◆ Exercise tasks ◆
[1] Rewrite the stretch of the packaging cost article from "One can think" through "for lowering cost.", replacing "downtime" with "line stoppages".
[2] Extend the article on packaging cost savings beyond its last sentence.

━━━ Article ━━━

We have all heard and have been told at one point or the other in our career to “do more with less”. Companies brand these as “culture of productivity” with the goal of improving margins and reinvesting money back into the business to enable growth. In the world of packaging it means improving packaging economics without compromising on consumer value proposition, with equal or better quality, & equal or lower risk to manufacturing & supply-chain. Achieving productivity seems daunting particularly when there are no low hanging fruits and there is a lack of holistic approach to accurately evaluate the option being considered early in the process.

One can think of organizing packaging cost savings ideas in the following buckets.

  • Right Weighting:
    What is the right weight of the package i.e. is there an opportunity to reduce weight? Answering this question requires a deep analysis of current specifications and whether any attributes are negotiable, fit-for-use in supply-chain, and impact on consumer value proposition (purchase intent, likeability). Ideas for right weighting can come from benchmarking of industry weights, competitor product tear downs, innovation in design/materials that can make product more efficient.

  • Optimize Operations and Supply-Chain:
    Purposefully designed packaging to improve efficiency, minimize change over on production line, reduce downtime, and/or eliminate/minimize waste are all good ideas for lowering cost.

━━━ Data extract ━━━

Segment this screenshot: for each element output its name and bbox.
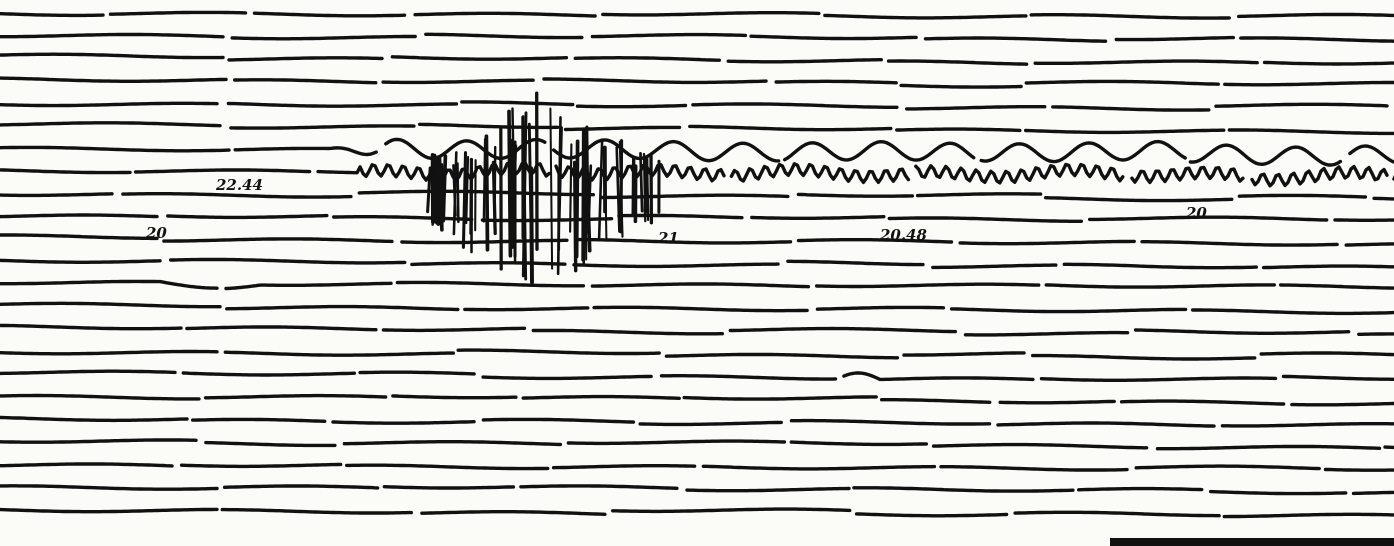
trace (1000, 401, 1114, 402)
trace (206, 396, 386, 398)
burst-stroke (486, 136, 487, 249)
burst-stroke (570, 144, 571, 231)
trace (1239, 195, 1365, 197)
trace (1116, 38, 1233, 40)
trace (602, 195, 788, 197)
burst-stroke (647, 158, 648, 220)
trace (193, 419, 325, 421)
trace (0, 14, 103, 16)
trace (465, 308, 588, 310)
trace (918, 194, 1041, 196)
burst-stroke (440, 157, 442, 229)
trace (225, 486, 378, 488)
trace (897, 129, 1020, 130)
burst-stroke (458, 164, 459, 222)
trace (182, 464, 341, 466)
trace (1211, 492, 1346, 494)
trace (798, 194, 912, 196)
trace (554, 466, 695, 468)
trace (360, 372, 474, 374)
trace (776, 81, 896, 83)
trace (183, 373, 354, 375)
trace (1216, 104, 1387, 106)
trace (684, 397, 876, 399)
burst-stroke (443, 156, 445, 221)
trace (0, 371, 175, 373)
trace (384, 487, 513, 488)
trace (393, 396, 516, 398)
page: 22.44 20 21 20.48 20 (() => { const data… (0, 0, 1394, 546)
trace (1261, 353, 1394, 355)
trace (1292, 403, 1394, 405)
burst-stroke (645, 159, 646, 213)
trace (1374, 198, 1394, 199)
trace (1326, 470, 1394, 471)
trace (229, 58, 382, 60)
burst-stroke (633, 158, 634, 215)
trace (1079, 489, 1202, 490)
trace (817, 307, 943, 309)
seismogram: 22.44 20 21 20.48 20 (0, 0, 1394, 546)
trace (523, 397, 679, 399)
trace (136, 170, 310, 172)
trace (728, 60, 881, 62)
burst-stroke (509, 112, 510, 256)
trace (578, 106, 686, 107)
trace (483, 376, 651, 378)
trace (1264, 266, 1394, 268)
trace (384, 328, 525, 330)
trace (0, 464, 172, 466)
burst-stroke (641, 153, 643, 211)
trace (168, 216, 327, 218)
trace (0, 194, 112, 196)
trace (333, 422, 474, 424)
trace (640, 422, 781, 424)
trace (1346, 244, 1394, 245)
annotation: 22.44 (215, 176, 263, 194)
burst-stroke (577, 141, 578, 256)
burst-stroke (583, 131, 584, 260)
annotation: 20 (1185, 204, 1207, 222)
trace (1239, 15, 1394, 17)
burst-stroke (471, 160, 472, 234)
trace (412, 263, 565, 265)
edge-mark (1110, 538, 1394, 546)
trace (857, 514, 1007, 516)
trace (1354, 492, 1394, 493)
burst-stroke (493, 162, 495, 233)
trace (1265, 62, 1394, 64)
trace (0, 215, 157, 217)
annotation: 20 (145, 224, 167, 242)
trace (1158, 447, 1380, 449)
annotation: 21 (657, 229, 679, 247)
trace (111, 12, 246, 14)
annotation: 20.48 (879, 226, 928, 244)
trace (752, 217, 884, 219)
trace (901, 85, 1021, 87)
trace (592, 35, 745, 37)
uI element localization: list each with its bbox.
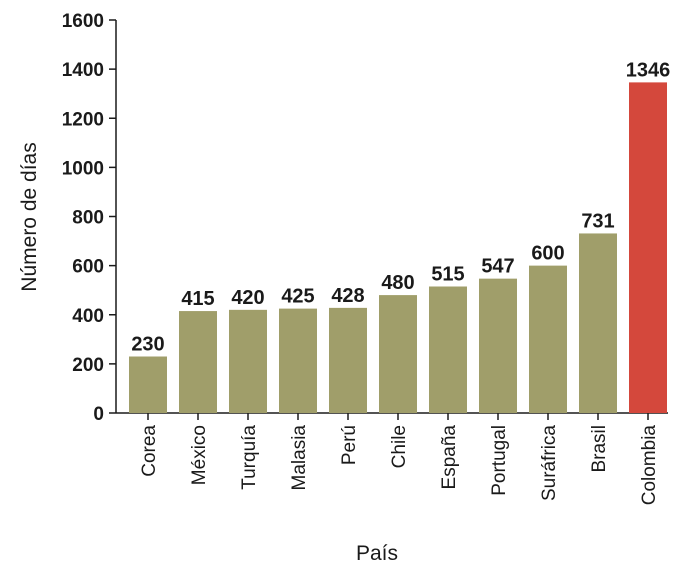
- y-tick-label: 600: [72, 257, 104, 278]
- category-label: Corea: [139, 425, 160, 477]
- category-label: Chile: [389, 425, 410, 468]
- bar-value-label: 425: [281, 286, 314, 308]
- category-label: Malasia: [289, 425, 310, 491]
- bar-value-label: 600: [531, 243, 564, 265]
- y-tick-label: 800: [72, 208, 104, 229]
- category-label: Suráfrica: [539, 425, 560, 501]
- bar-value-label: 480: [381, 272, 414, 294]
- category-label: Perú: [339, 425, 360, 465]
- bar-value-label: 515: [431, 264, 464, 286]
- bar-value-label: 415: [181, 288, 214, 310]
- bar: [179, 311, 217, 413]
- y-tick-label: 200: [72, 355, 104, 376]
- bar: [379, 295, 417, 413]
- category-label: Turquía: [239, 425, 260, 490]
- bar-value-label: 1346: [626, 59, 671, 81]
- category-label: España: [439, 425, 460, 490]
- y-tick-label: 1400: [62, 60, 104, 81]
- y-tick-label: 400: [72, 306, 104, 327]
- bar: [429, 286, 467, 413]
- bar: [329, 307, 367, 413]
- y-tick-label: 1200: [62, 109, 104, 130]
- y-tick-label: 1000: [62, 158, 104, 179]
- category-label: Portugal: [489, 425, 510, 496]
- category-label: Colombia: [639, 425, 660, 506]
- category-label: México: [189, 425, 210, 485]
- y-axis-title: Número de días: [18, 142, 41, 291]
- bar: [279, 308, 317, 413]
- bar-value-label: 230: [131, 334, 164, 356]
- category-label: Brasil: [589, 425, 610, 473]
- y-tick-label: 0: [93, 404, 104, 425]
- y-tick-label: 1600: [62, 11, 104, 32]
- bar-value-label: 428: [331, 285, 364, 307]
- bar-value-label: 547: [481, 256, 514, 278]
- x-axis-title: País: [356, 542, 398, 565]
- x-axis-labels: Corea México Turquía Malasia Perú Chile España…: [139, 413, 660, 505]
- bar: [229, 309, 267, 413]
- bar: [629, 82, 667, 414]
- bar-value-label: 420: [231, 287, 264, 309]
- bar: [529, 265, 567, 413]
- bar-value-label: 731: [581, 210, 614, 232]
- bar: [579, 233, 617, 413]
- y-axis: 0 200 400 600 800 1000 1200 1400 1600: [62, 11, 668, 425]
- bar: [129, 356, 167, 413]
- bar: [479, 278, 517, 413]
- bars: 230 415 420 425 428 480 515 547 600 731 1346: [129, 59, 671, 414]
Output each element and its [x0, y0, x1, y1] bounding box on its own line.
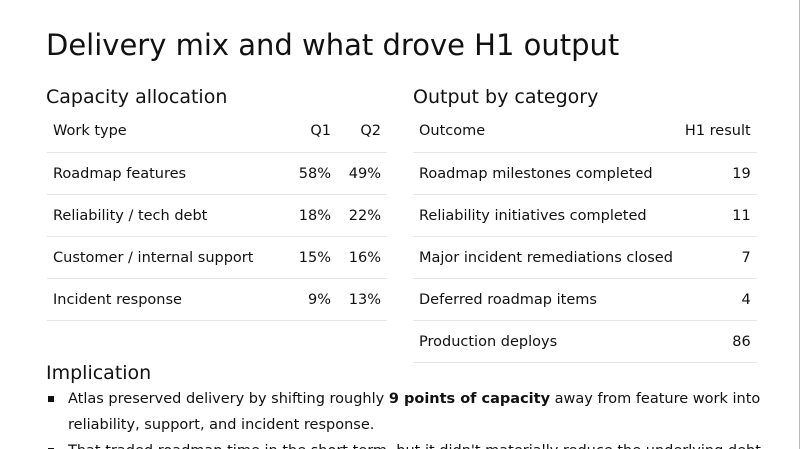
table-cell: Roadmap features — [47, 152, 288, 195]
table-cell: 49% — [337, 152, 387, 195]
table-cell: 15% — [287, 236, 337, 279]
header-cell: Outcome — [413, 110, 679, 153]
table-cell: 4 — [678, 278, 757, 321]
header-cell: H1 result — [678, 110, 757, 153]
text: That traded roadmap time in the short te… — [68, 443, 766, 449]
header-cell: Q2 — [337, 110, 387, 153]
table-cell: 11 — [678, 194, 757, 237]
table-cell: 13% — [337, 278, 387, 321]
table-cell: 9% — [287, 278, 337, 321]
bold-text: 9 points of capacity — [388, 391, 551, 407]
bullet: That traded roadmap time in the short te… — [46, 438, 766, 449]
table-row: Production deploys 86 — [413, 320, 757, 363]
table-cell: 7 — [678, 236, 757, 279]
section-heading: Capacity allocation — [46, 86, 228, 108]
table-row: Incident response 9% 13% — [47, 278, 387, 321]
table-row: Customer / internal support 15% 16% — [47, 236, 387, 279]
bullet-list: Atlas preserved delivery by shifting rou… — [46, 386, 766, 449]
table-row: Reliability / tech debt 18% 22% — [47, 194, 387, 237]
table-cell: Major incident remediations closed — [413, 236, 679, 279]
table-row: Roadmap features 58% 49% — [47, 152, 387, 195]
table-cell: Production deploys — [413, 320, 679, 363]
table-cell: Incident response — [47, 278, 288, 321]
table-cell: Deferred roadmap items — [413, 278, 679, 321]
header-row: Work type Q1 Q2 — [47, 110, 387, 153]
table-row: Reliability initiatives completed 11 — [413, 194, 757, 237]
table-row: Deferred roadmap items 4 — [413, 278, 757, 321]
section-heading: Implication — [46, 362, 152, 384]
table-cell: Reliability / tech debt — [47, 194, 288, 237]
table-cell: 86 — [678, 320, 757, 363]
table-row: Roadmap milestones completed 19 — [413, 152, 757, 195]
header-row: Outcome H1 result — [413, 110, 757, 153]
bullet: Atlas preserved delivery by shifting rou… — [46, 386, 766, 438]
table-cell: Customer / internal support — [47, 236, 288, 279]
table-cell: Roadmap milestones completed — [413, 152, 679, 195]
table-cell: 18% — [287, 194, 337, 237]
section-heading: Output by category — [413, 86, 599, 108]
slide-title: Delivery mix and what drove H1 output — [46, 28, 620, 62]
capacity-table: Work type Q1 Q2 Roadmap features 58% 49% Relia… — [47, 110, 387, 321]
table-cell: 58% — [287, 152, 337, 195]
table-cell: 16% — [337, 236, 387, 279]
text: Atlas preserved delivery by shifting rou… — [68, 391, 389, 407]
table-row: Major incident remediations closed 7 — [413, 236, 757, 279]
output-table: Outcome H1 result Roadmap milestones compl… — [413, 110, 757, 363]
header-cell: Q1 — [287, 110, 337, 153]
table-cell: 22% — [337, 194, 387, 237]
header-cell: Work type — [47, 110, 288, 153]
table-cell: Reliability initiatives completed — [413, 194, 679, 237]
table-cell: 19 — [678, 152, 757, 195]
text: away from feature work into reliability,… — [68, 391, 761, 433]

━━━

◆ Answer set ◆
[1]
One can think of organizing packaging cost savings ideas in the following buckets.

  • Right Weighting:
    What is the right weight of the package i.e. is there an opportunity to reduce weight? Answering this question requires a deep analysis of current specifications and whether any attributes are negotiable, fit-for-use in supply-chain, and impact on consumer value proposition (purchase intent, likeability). Ideas for right weighting can come from benchmarking of industry weights, competitor product tear downs, innovation in design/materials that can make product more efficient.

  • Optimize Operations and Supply-Chain:
    Purposefully designed packaging to improve efficiency, minimize change over on production line, reduce line stoppages, and/or eliminate/minimize waste are all good ideas for lowering cost.

[2]
  • Improve Sourcing Efficiency:
    Key question to ask and analyze is the make vs. buy decision. This helps in identifying vertical integration opportunities and significantly lowering packaging cost. Investigating alternate suppliers with better cost is another option.


Advancing Ideas Using Structured Approach

An integrated value and risk-based approach will help filter and advance ideas with merit into reality i.e. savings. A design to value (DtV) based framework will help organize and prioritize ideas based on features that customers value and importantly not dilute or remove existing features that are important to customer. A risk assessment (FMEA process) should be applied to those ideas to help further prioritize ideas into a 2 X 2 matrix of ease of implementation vs. impact. A cross-functional coordinated effort is required to test filtered ideas, validate hypothesis, and inform of any additional risk or surprises prior to full scale implementation.